----- Materials provided -----
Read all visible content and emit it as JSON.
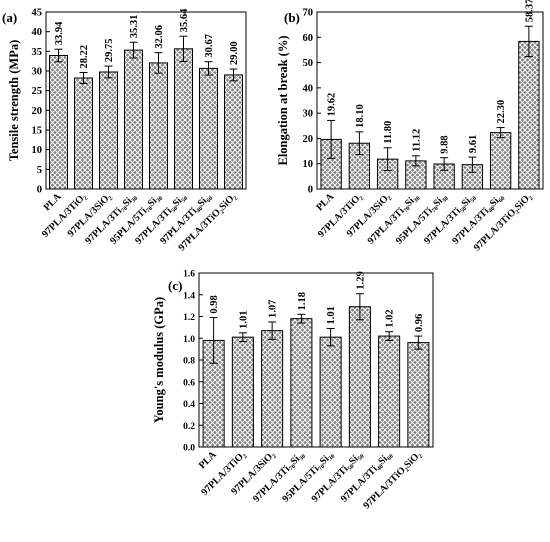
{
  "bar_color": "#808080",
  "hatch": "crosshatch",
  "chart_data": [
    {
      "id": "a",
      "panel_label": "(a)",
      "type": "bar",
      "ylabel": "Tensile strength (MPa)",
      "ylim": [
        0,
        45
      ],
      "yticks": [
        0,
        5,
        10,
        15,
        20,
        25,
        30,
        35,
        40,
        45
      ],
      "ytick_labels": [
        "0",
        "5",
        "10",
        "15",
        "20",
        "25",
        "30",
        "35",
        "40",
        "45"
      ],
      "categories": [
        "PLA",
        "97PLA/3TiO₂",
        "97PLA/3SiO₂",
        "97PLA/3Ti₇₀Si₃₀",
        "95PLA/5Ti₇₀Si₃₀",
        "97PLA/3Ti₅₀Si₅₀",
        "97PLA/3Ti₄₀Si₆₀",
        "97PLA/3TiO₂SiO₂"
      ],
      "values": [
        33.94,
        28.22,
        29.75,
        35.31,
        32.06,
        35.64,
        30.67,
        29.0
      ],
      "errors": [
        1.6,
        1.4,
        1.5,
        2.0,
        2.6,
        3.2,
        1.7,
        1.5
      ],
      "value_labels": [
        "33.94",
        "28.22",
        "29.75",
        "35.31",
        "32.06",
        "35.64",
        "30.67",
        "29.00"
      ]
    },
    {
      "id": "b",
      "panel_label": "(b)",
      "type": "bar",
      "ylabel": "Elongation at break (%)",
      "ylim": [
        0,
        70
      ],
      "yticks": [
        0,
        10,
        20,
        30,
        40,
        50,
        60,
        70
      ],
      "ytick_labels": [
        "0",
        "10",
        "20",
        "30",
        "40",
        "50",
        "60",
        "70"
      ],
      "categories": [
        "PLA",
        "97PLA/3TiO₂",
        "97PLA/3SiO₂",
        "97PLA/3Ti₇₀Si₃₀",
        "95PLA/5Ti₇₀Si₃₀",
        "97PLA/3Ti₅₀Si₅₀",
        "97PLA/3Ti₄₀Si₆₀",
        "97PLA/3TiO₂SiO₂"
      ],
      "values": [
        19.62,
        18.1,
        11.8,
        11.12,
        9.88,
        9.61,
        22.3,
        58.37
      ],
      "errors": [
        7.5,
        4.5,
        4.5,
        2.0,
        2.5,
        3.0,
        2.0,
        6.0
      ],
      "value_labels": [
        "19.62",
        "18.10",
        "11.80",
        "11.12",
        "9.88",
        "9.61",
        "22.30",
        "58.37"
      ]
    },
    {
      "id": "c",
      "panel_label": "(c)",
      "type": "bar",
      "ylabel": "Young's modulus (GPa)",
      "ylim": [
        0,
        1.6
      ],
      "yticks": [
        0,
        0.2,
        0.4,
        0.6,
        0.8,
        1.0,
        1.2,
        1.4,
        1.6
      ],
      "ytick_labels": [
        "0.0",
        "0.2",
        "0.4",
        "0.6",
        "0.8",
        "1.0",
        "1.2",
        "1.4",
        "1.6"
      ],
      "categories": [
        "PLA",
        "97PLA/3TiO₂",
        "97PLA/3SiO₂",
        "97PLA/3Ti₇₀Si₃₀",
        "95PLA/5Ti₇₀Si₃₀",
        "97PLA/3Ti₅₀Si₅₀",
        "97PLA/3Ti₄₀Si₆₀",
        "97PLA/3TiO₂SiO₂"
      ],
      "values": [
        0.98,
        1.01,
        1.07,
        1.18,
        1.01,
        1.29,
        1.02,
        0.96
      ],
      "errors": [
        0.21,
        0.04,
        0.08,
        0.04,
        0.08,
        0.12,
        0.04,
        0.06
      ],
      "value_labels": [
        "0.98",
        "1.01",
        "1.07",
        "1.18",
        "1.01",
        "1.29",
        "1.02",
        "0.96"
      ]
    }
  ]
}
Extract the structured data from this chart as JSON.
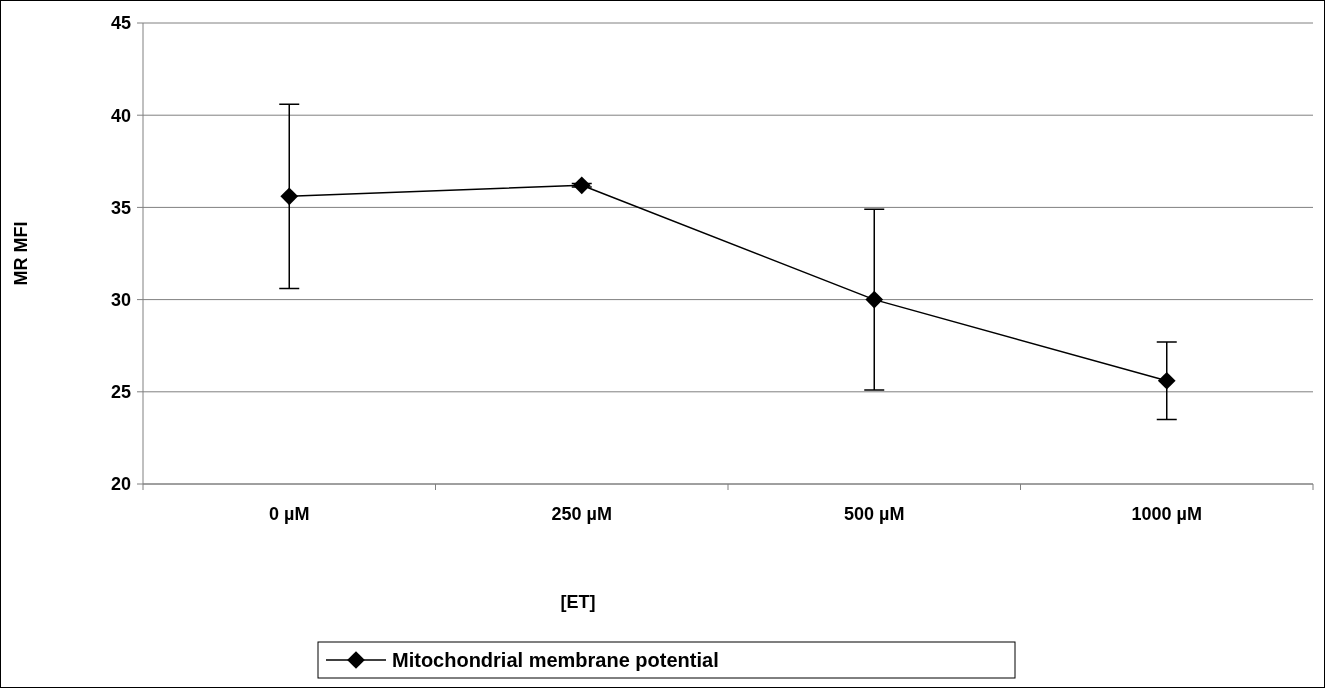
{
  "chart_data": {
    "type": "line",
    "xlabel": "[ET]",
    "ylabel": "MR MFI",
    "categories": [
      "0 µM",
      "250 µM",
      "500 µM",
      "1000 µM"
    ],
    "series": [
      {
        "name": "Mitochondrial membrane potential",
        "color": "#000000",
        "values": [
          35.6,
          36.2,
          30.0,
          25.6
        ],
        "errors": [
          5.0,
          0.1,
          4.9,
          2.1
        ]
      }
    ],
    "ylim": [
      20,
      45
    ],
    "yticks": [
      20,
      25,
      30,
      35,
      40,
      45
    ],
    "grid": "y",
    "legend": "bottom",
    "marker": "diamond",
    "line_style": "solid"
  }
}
-----
----- Materials provided -----
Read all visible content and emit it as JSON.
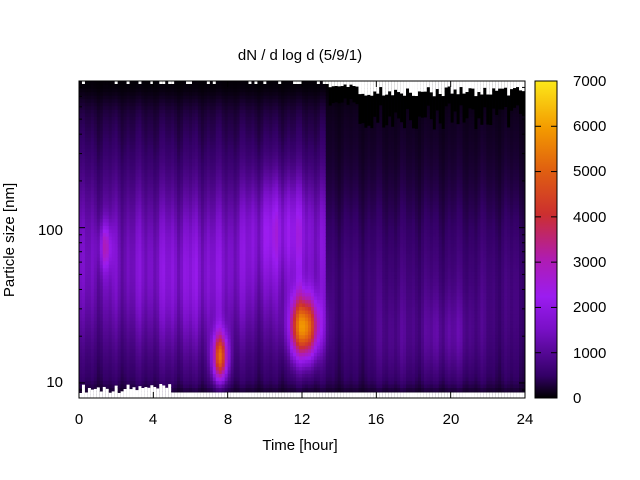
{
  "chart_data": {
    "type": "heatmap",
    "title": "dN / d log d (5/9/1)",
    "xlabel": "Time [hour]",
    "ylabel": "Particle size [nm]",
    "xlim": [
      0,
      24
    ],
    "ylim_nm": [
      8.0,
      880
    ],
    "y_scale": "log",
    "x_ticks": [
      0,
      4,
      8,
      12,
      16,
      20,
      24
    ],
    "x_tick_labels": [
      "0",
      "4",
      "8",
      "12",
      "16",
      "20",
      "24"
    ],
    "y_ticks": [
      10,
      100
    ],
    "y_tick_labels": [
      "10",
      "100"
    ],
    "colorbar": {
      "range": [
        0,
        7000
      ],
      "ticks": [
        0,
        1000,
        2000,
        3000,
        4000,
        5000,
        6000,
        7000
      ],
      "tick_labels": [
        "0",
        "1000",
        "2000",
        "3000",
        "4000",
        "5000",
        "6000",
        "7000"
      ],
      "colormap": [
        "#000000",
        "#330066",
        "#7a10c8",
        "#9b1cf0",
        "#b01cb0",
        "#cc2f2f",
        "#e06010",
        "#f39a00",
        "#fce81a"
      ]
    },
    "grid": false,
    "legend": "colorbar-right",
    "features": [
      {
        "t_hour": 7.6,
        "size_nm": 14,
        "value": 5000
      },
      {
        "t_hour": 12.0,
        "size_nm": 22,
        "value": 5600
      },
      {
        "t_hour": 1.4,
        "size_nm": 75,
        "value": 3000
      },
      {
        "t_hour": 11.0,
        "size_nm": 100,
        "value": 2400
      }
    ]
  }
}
-----
----- Materials provided -----
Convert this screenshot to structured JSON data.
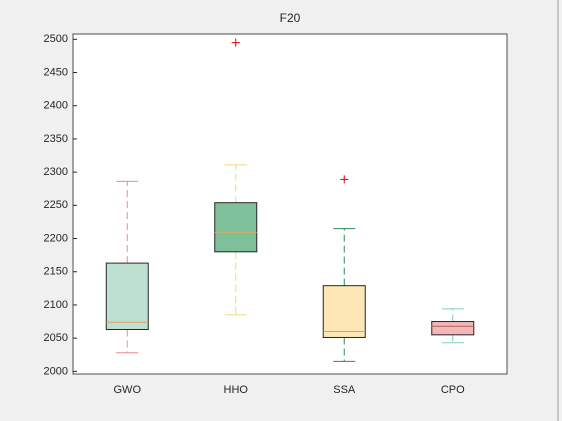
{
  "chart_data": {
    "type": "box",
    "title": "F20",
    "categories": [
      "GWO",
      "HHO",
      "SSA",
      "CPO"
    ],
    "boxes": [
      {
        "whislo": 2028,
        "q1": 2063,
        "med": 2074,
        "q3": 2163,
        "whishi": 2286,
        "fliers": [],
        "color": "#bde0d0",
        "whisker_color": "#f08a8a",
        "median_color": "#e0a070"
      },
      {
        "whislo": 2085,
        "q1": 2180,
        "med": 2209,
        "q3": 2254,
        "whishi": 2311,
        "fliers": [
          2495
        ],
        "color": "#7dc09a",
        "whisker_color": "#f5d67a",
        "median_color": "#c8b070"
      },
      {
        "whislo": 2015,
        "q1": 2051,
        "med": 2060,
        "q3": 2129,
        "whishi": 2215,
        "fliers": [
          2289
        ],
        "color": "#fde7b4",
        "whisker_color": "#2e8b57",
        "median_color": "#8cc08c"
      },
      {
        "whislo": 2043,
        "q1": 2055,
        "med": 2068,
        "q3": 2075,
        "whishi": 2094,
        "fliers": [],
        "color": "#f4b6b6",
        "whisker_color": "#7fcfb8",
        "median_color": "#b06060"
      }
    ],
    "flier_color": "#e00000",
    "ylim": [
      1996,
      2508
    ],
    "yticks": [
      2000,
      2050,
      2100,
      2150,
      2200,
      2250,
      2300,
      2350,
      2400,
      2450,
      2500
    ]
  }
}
-----
▶ [Set exercise]
Check each line of the records for "whislo" and copy the ones that contain it.

▶ [In response]
        "whislo": 2028,
        "whislo": 2085,
        "whislo": 2015,
        "whislo": 2043,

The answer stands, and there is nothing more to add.